▶ [To be done]
The records that follow must be repeated verbatim, every one of them.

......

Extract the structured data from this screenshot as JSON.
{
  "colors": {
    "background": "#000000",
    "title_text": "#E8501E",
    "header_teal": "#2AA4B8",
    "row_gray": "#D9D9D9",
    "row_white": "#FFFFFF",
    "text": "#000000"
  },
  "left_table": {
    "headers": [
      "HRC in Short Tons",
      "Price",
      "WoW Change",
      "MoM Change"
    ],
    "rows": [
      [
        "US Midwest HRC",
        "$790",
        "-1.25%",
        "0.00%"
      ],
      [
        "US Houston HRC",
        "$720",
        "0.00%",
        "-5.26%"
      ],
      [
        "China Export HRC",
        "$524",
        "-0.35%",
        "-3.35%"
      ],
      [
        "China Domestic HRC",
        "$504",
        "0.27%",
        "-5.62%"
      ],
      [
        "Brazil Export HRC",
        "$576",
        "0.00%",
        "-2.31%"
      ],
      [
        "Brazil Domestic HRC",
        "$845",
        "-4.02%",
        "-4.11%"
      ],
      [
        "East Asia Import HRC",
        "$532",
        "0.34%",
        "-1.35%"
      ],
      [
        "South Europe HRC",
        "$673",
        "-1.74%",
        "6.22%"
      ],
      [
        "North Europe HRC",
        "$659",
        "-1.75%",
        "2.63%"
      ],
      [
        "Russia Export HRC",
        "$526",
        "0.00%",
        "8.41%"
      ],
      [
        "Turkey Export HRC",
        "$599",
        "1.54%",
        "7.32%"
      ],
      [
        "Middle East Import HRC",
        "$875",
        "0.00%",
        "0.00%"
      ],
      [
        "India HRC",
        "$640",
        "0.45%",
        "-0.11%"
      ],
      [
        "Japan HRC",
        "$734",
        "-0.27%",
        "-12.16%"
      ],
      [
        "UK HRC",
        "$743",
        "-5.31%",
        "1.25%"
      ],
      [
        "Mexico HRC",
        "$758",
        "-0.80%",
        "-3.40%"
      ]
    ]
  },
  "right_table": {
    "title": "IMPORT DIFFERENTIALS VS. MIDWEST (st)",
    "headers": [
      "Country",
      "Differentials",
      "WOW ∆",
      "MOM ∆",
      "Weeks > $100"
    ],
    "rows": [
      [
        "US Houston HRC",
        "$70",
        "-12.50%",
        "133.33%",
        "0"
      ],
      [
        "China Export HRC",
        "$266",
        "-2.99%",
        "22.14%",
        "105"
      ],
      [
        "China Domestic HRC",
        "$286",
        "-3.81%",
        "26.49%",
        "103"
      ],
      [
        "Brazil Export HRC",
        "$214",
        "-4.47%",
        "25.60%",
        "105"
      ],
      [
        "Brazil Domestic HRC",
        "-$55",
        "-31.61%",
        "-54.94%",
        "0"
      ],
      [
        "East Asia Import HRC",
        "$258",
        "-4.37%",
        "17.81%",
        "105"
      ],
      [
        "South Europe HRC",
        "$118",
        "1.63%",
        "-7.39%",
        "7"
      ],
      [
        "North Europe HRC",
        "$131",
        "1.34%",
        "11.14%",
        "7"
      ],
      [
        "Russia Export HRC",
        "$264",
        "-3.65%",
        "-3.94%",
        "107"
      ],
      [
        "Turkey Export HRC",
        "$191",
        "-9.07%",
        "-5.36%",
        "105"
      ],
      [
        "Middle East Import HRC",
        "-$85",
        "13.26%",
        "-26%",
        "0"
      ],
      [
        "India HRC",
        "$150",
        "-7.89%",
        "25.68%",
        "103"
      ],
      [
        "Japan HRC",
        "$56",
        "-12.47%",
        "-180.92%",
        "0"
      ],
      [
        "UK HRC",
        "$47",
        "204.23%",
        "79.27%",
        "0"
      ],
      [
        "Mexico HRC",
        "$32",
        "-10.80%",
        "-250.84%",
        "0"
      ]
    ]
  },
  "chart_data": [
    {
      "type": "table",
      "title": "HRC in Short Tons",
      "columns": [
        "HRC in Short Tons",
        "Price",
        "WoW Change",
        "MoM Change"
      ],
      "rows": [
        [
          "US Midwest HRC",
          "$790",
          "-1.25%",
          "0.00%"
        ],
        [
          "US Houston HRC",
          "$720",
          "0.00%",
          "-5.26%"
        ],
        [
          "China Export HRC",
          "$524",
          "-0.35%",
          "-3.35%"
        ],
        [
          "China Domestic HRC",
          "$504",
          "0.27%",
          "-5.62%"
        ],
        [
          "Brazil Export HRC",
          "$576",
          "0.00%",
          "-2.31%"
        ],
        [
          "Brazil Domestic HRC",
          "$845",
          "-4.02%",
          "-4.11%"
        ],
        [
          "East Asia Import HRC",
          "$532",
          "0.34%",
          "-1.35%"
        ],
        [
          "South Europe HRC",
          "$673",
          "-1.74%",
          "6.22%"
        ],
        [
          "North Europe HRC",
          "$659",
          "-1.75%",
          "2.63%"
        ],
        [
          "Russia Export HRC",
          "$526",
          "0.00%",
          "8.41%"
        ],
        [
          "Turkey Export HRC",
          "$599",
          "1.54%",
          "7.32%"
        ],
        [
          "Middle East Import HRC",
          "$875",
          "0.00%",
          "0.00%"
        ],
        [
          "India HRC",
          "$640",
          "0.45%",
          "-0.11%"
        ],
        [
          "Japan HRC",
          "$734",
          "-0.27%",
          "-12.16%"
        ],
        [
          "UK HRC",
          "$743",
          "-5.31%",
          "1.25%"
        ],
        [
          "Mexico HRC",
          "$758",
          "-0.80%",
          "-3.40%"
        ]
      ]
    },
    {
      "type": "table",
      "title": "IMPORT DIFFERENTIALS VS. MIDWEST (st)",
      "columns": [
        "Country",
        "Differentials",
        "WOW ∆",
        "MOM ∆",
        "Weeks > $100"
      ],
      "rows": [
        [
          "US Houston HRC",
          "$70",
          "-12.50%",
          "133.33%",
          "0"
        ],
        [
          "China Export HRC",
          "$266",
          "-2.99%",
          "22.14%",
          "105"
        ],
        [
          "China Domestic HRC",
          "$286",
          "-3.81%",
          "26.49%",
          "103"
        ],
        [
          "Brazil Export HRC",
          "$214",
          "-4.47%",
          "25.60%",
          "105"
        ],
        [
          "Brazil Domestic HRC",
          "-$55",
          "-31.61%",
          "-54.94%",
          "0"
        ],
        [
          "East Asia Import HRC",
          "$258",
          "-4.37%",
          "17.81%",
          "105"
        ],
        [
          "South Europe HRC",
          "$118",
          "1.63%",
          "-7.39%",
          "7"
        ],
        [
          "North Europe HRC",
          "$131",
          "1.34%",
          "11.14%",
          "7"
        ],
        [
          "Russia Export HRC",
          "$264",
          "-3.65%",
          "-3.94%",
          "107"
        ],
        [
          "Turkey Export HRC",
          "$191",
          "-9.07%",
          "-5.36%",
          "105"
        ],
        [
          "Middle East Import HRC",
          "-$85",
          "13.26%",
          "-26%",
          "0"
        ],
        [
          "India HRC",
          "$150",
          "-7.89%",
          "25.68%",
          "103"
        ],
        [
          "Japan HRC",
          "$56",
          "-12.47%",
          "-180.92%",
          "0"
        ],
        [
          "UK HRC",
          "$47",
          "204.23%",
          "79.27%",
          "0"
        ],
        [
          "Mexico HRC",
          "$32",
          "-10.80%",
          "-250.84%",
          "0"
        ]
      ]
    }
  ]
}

......

▶ [Answer to this task]
Extract the structured data from this screenshot as JSON.
{
  "colors": {
    "background": "#000000",
    "title_text": "#E8501E",
    "header_teal": "#2AA4B8",
    "row_gray": "#D9D9D9",
    "row_white": "#FFFFFF",
    "text": "#000000"
  },
  "left_table": {
    "headers": [
      "HRC in Short Tons",
      "Price",
      "WoW Change",
      "MoM Change"
    ],
    "rows": [
      [
        "US Midwest HRC",
        "$790",
        "-1.25%",
        "0.00%"
      ],
      [
        "US Houston HRC",
        "$720",
        "0.00%",
        "-5.26%"
      ],
      [
        "China Export HRC",
        "$524",
        "-0.35%",
        "-3.35%"
      ],
      [
        "China Domestic HRC",
        "$504",
        "0.27%",
        "-5.62%"
      ],
      [
        "Brazil Export HRC",
        "$576",
        "0.00%",
        "-2.31%"
      ],
      [
        "Brazil Domestic HRC",
        "$845",
        "-4.02%",
        "-4.11%"
      ],
      [
        "East Asia Import HRC",
        "$532",
        "0.34%",
        "-1.35%"
      ],
      [
        "South Europe HRC",
        "$673",
        "-1.74%",
        "6.22%"
      ],
      [
        "North Europe HRC",
        "$659",
        "-1.75%",
        "2.63%"
      ],
      [
        "Russia Export HRC",
        "$526",
        "0.00%",
        "8.41%"
      ],
      [
        "Turkey Export HRC",
        "$599",
        "1.54%",
        "7.32%"
      ],
      [
        "Middle East Import HRC",
        "$875",
        "0.00%",
        "0.00%"
      ],
      [
        "India HRC",
        "$640",
        "0.45%",
        "-0.11%"
      ],
      [
        "Japan HRC",
        "$734",
        "-0.27%",
        "-12.16%"
      ],
      [
        "UK HRC",
        "$743",
        "-5.31%",
        "1.25%"
      ],
      [
        "Mexico HRC",
        "$758",
        "-0.80%",
        "-3.40%"
      ]
    ]
  },
  "right_table": {
    "title": "IMPORT DIFFERENTIALS VS. MIDWEST (st)",
    "headers": [
      "Country",
      "Differentials",
      "WOW ∆",
      "MOM ∆",
      "Weeks > $100"
    ],
    "rows": [
      [
        "US Houston HRC",
        "$70",
        "-12.50%",
        "133.33%",
        "0"
      ],
      [
        "China Export HRC",
        "$266",
        "-2.99%",
        "22.14%",
        "105"
      ],
      [
        "China Domestic HRC",
        "$286",
        "-3.81%",
        "26.49%",
        "103"
      ],
      [
        "Brazil Export HRC",
        "$214",
        "-4.47%",
        "25.60%",
        "105"
      ],
      [
        "Brazil Domestic HRC",
        "-$55",
        "-31.61%",
        "-54.94%",
        "0"
      ],
      [
        "East Asia Import HRC",
        "$258",
        "-4.37%",
        "17.81%",
        "105"
      ],
      [
        "South Europe HRC",
        "$118",
        "1.63%",
        "-7.39%",
        "7"
      ],
      [
        "North Europe HRC",
        "$131",
        "1.34%",
        "11.14%",
        "7"
      ],
      [
        "Russia Export HRC",
        "$264",
        "-3.65%",
        "-3.94%",
        "107"
      ],
      [
        "Turkey Export HRC",
        "$191",
        "-9.07%",
        "-5.36%",
        "105"
      ],
      [
        "Middle East Import HRC",
        "-$85",
        "13.26%",
        "-26%",
        "0"
      ],
      [
        "India HRC",
        "$150",
        "-7.89%",
        "25.68%",
        "103"
      ],
      [
        "Japan HRC",
        "$56",
        "-12.47%",
        "-180.92%",
        "0"
      ],
      [
        "UK HRC",
        "$47",
        "204.23%",
        "79.27%",
        "0"
      ],
      [
        "Mexico HRC",
        "$32",
        "-10.80%",
        "-250.84%",
        "0"
      ]
    ]
  },
  "chart_data": [
    {
      "type": "table",
      "title": "HRC in Short Tons",
      "columns": [
        "HRC in Short Tons",
        "Price",
        "WoW Change",
        "MoM Change"
      ],
      "rows": [
        [
          "US Midwest HRC",
          "$790",
          "-1.25%",
          "0.00%"
        ],
        [
          "US Houston HRC",
          "$720",
          "0.00%",
          "-5.26%"
        ],
        [
          "China Export HRC",
          "$524",
          "-0.35%",
          "-3.35%"
        ],
        [
          "China Domestic HRC",
          "$504",
          "0.27%",
          "-5.62%"
        ],
        [
          "Brazil Export HRC",
          "$576",
          "0.00%",
          "-2.31%"
        ],
        [
          "Brazil Domestic HRC",
          "$845",
          "-4.02%",
          "-4.11%"
        ],
        [
          "East Asia Import HRC",
          "$532",
          "0.34%",
          "-1.35%"
        ],
        [
          "South Europe HRC",
          "$673",
          "-1.74%",
          "6.22%"
        ],
        [
          "North Europe HRC",
          "$659",
          "-1.75%",
          "2.63%"
        ],
        [
          "Russia Export HRC",
          "$526",
          "0.00%",
          "8.41%"
        ],
        [
          "Turkey Export HRC",
          "$599",
          "1.54%",
          "7.32%"
        ],
        [
          "Middle East Import HRC",
          "$875",
          "0.00%",
          "0.00%"
        ],
        [
          "India HRC",
          "$640",
          "0.45%",
          "-0.11%"
        ],
        [
          "Japan HRC",
          "$734",
          "-0.27%",
          "-12.16%"
        ],
        [
          "UK HRC",
          "$743",
          "-5.31%",
          "1.25%"
        ],
        [
          "Mexico HRC",
          "$758",
          "-0.80%",
          "-3.40%"
        ]
      ]
    },
    {
      "type": "table",
      "title": "IMPORT DIFFERENTIALS VS. MIDWEST (st)",
      "columns": [
        "Country",
        "Differentials",
        "WOW ∆",
        "MOM ∆",
        "Weeks > $100"
      ],
      "rows": [
        [
          "US Houston HRC",
          "$70",
          "-12.50%",
          "133.33%",
          "0"
        ],
        [
          "China Export HRC",
          "$266",
          "-2.99%",
          "22.14%",
          "105"
        ],
        [
          "China Domestic HRC",
          "$286",
          "-3.81%",
          "26.49%",
          "103"
        ],
        [
          "Brazil Export HRC",
          "$214",
          "-4.47%",
          "25.60%",
          "105"
        ],
        [
          "Brazil Domestic HRC",
          "-$55",
          "-31.61%",
          "-54.94%",
          "0"
        ],
        [
          "East Asia Import HRC",
          "$258",
          "-4.37%",
          "17.81%",
          "105"
        ],
        [
          "South Europe HRC",
          "$118",
          "1.63%",
          "-7.39%",
          "7"
        ],
        [
          "North Europe HRC",
          "$131",
          "1.34%",
          "11.14%",
          "7"
        ],
        [
          "Russia Export HRC",
          "$264",
          "-3.65%",
          "-3.94%",
          "107"
        ],
        [
          "Turkey Export HRC",
          "$191",
          "-9.07%",
          "-5.36%",
          "105"
        ],
        [
          "Middle East Import HRC",
          "-$85",
          "13.26%",
          "-26%",
          "0"
        ],
        [
          "India HRC",
          "$150",
          "-7.89%",
          "25.68%",
          "103"
        ],
        [
          "Japan HRC",
          "$56",
          "-12.47%",
          "-180.92%",
          "0"
        ],
        [
          "UK HRC",
          "$47",
          "204.23%",
          "79.27%",
          "0"
        ],
        [
          "Mexico HRC",
          "$32",
          "-10.80%",
          "-250.84%",
          "0"
        ]
      ]
    }
  ]
}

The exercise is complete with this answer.